BRIEF: Filter these entries so that only lines with the word "name" remain.

DATA PROVIDED:
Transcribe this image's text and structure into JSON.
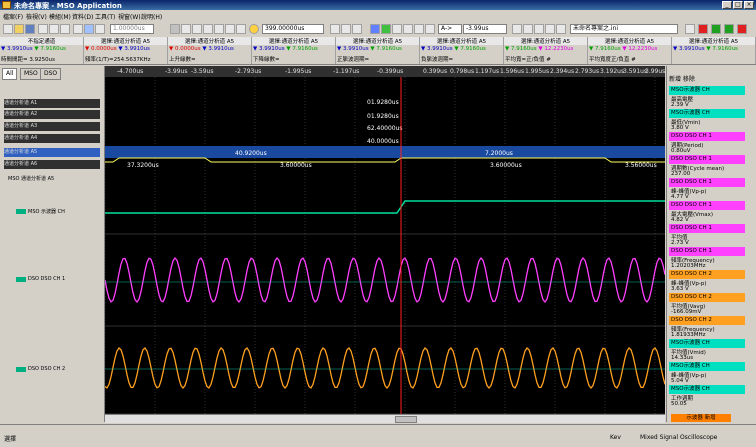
{
  "window": {
    "title": "未命名專案 - MSO Application"
  },
  "menu": [
    "檔案(F)",
    "檢視(V)",
    "模組(M)",
    "資料(D)",
    "工具(T)",
    "視窗(W)",
    "說明(H)"
  ],
  "toolbar": {
    "sample_rate": "1.00000us",
    "time_field": "399.00000us",
    "cursor_select": "A-> ",
    "cursor_value": "-3.99us",
    "project_select": "未命名專案之.ini"
  },
  "measurements": [
    {
      "header": "不指定通道",
      "value": "3.9910us",
      "value2": "7.9160us",
      "name": "時間間距= 3.9250us"
    },
    {
      "header": "選擇:通道分析道 A5",
      "value": "0.0000us",
      "value2": "3.9910us",
      "name": "頻率(1/T)=254.5637KHz"
    },
    {
      "header": "選擇:通道分析道 A5",
      "value": "0.0000us",
      "value2": "3.9910us",
      "name": "上升緣數="
    },
    {
      "header": "選擇:通道分析道 A5",
      "value": "3.9910us",
      "value2": "7.9160us",
      "name": "下降緣數="
    },
    {
      "header": "選擇:通道分析道 A5",
      "value": "3.9910us",
      "value2": "7.9160us",
      "name": "正脈波週期="
    },
    {
      "header": "選擇:通道分析道 A5",
      "value": "3.9910us",
      "value2": "7.9160us",
      "name": "負脈波週期="
    },
    {
      "header": "選擇:通道分析道 A5",
      "value": "7.9160us",
      "value2": "12.2230us",
      "name": "平均寬=正/負值 #"
    },
    {
      "header": "選擇:通道分析道 A5",
      "value": "7.9160us",
      "value2": "12.2230us",
      "name": "平均寬度正/負直 #"
    },
    {
      "header": "選擇:通道分析道 A5",
      "value": "3.9910us",
      "value2": "7.9160us",
      "name": ""
    }
  ],
  "left_panel": {
    "tabs": [
      "All",
      "MSO",
      "DSO"
    ],
    "rows": [
      "通道分析道 A1",
      "通道分析道 A2",
      "通道分析道 A3",
      "通道分析道 A4",
      "通道分析道 A5",
      "通道分析道 A6"
    ],
    "analyzer_label": "MSO 通道分析道 A5",
    "channels": [
      "MSO 示波器 CH",
      "DSO DSO CH 1",
      "DSO DSO CH 2"
    ]
  },
  "time_axis": [
    "-4.700us",
    "-3.99us",
    "-3.59us",
    "-2.793us",
    "-1.995us",
    "-1.197us",
    "-0.399us",
    "0.399us",
    "0.798us",
    "1.197us",
    "1.596us",
    "1.995us",
    "2.394us",
    "2.793us",
    "3.192us",
    "3.591us",
    "3.99us"
  ],
  "annotations": {
    "ann1": "01.9280us",
    "ann2": "01.9280us",
    "ann3": "62.40000us",
    "ann4": "40.0000us",
    "bar_left": "40.9200us",
    "bar_right": "7.2000us",
    "seg1": "37.3200us",
    "seg2": "3.60000us",
    "seg3": "3.60000us",
    "seg4": "3.56000us"
  },
  "right_panel": {
    "header": "新增  移除",
    "items": [
      {
        "h": "MSO示波器 CH",
        "sub": "最高電壓",
        "v": "2.39 V",
        "c": "#00e0c0"
      },
      {
        "h": "MSO示波器 CH",
        "sub": "最低(Vmin)",
        "v": "3.80 V",
        "c": "#00e0c0"
      },
      {
        "h": "DSO DSO CH 1",
        "sub": "週期(Period)",
        "v": "0.80uV",
        "c": "#ff40ff"
      },
      {
        "h": "DSO DSO CH 1",
        "sub": "週期數(Cycle mean)",
        "v": "237.00",
        "c": "#ff40ff"
      },
      {
        "h": "DSO DSO CH 1",
        "sub": "峰-峰值(Vp-p)",
        "v": "4.77 V",
        "c": "#ff40ff"
      },
      {
        "h": "DSO DSO CH 1",
        "sub": "最大電壓(Vmax)",
        "v": "4.82 V",
        "c": "#ff40ff"
      },
      {
        "h": "DSO DSO CH 1",
        "sub": "平均值",
        "v": "2.73 V",
        "c": "#ff40ff"
      },
      {
        "h": "DSO DSO CH 1",
        "sub": "頻率(Frequency)",
        "v": "1.20203MHz",
        "c": "#ff40ff"
      },
      {
        "h": "DSO DSO CH 2",
        "sub": "峰-峰值(Vp-p)",
        "v": "3.63 V",
        "c": "#ffa020"
      },
      {
        "h": "DSO DSO CH 2",
        "sub": "平均值(Vavg)",
        "v": "-166.09mV",
        "c": "#ffa020"
      },
      {
        "h": "DSO DSO CH 2",
        "sub": "頻率(Frequency)",
        "v": "1.81933MHz",
        "c": "#ffa020"
      },
      {
        "h": "MSO示波器 CH",
        "sub": "平均值(Vmid)",
        "v": "14.33us",
        "c": "#00e0c0"
      },
      {
        "h": "MSO示波器 CH",
        "sub": "峰-峰值(Vp-p)",
        "v": "5.04 V",
        "c": "#00e0c0"
      },
      {
        "h": "MSO示波器 CH",
        "sub": "工作週期",
        "v": "50.05",
        "c": "#00e0c0"
      }
    ],
    "bottom_button": "示波器 新增"
  },
  "status": {
    "left": "選擇",
    "mid": "Kev",
    "right": "Mixed Signal Oscilloscope"
  },
  "colors": {
    "ch_mso": "#00e0a0",
    "ch1": "#ff40ff",
    "ch2": "#ffa020",
    "cursor": "#ff2020"
  }
}
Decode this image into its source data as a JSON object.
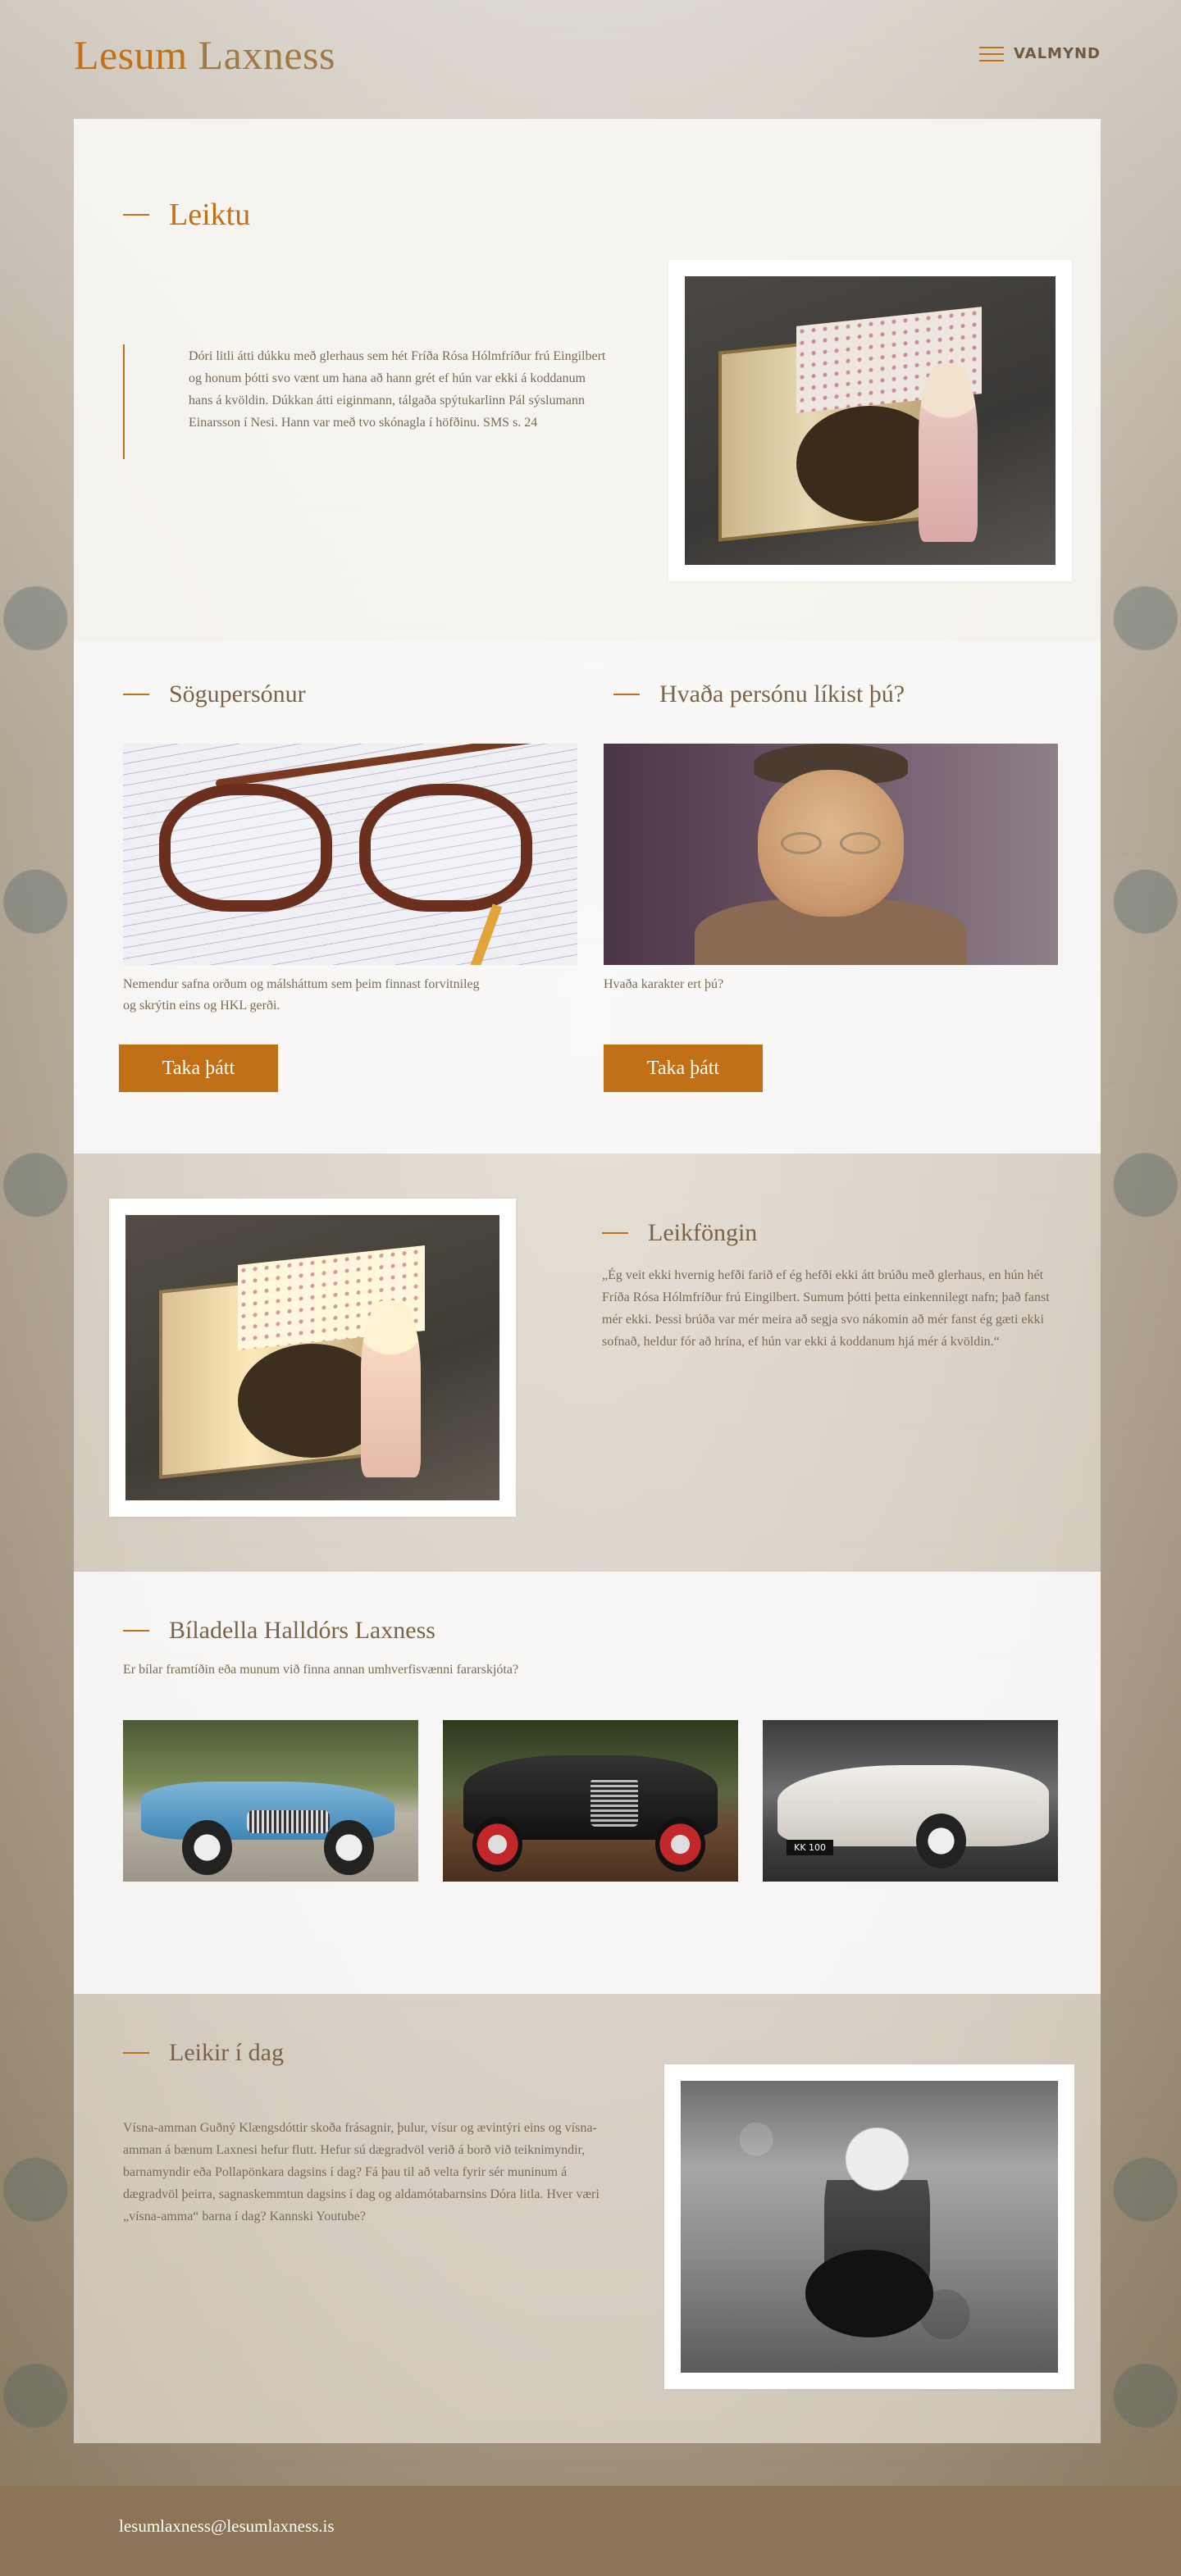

THE SOLUTION:
      "name": "時間間距= 3.9250us"
      "name": "頻率(1/T)=254.5637KHz"
      "name": "上升緣數="
      "name": "下降緣數="
      "name": "正脈波週期="
      "name": "負脈波週期="
      "name": "平均寬=正/負值 #"
      "name": "平均寬度正/負直 #"
      "name": ""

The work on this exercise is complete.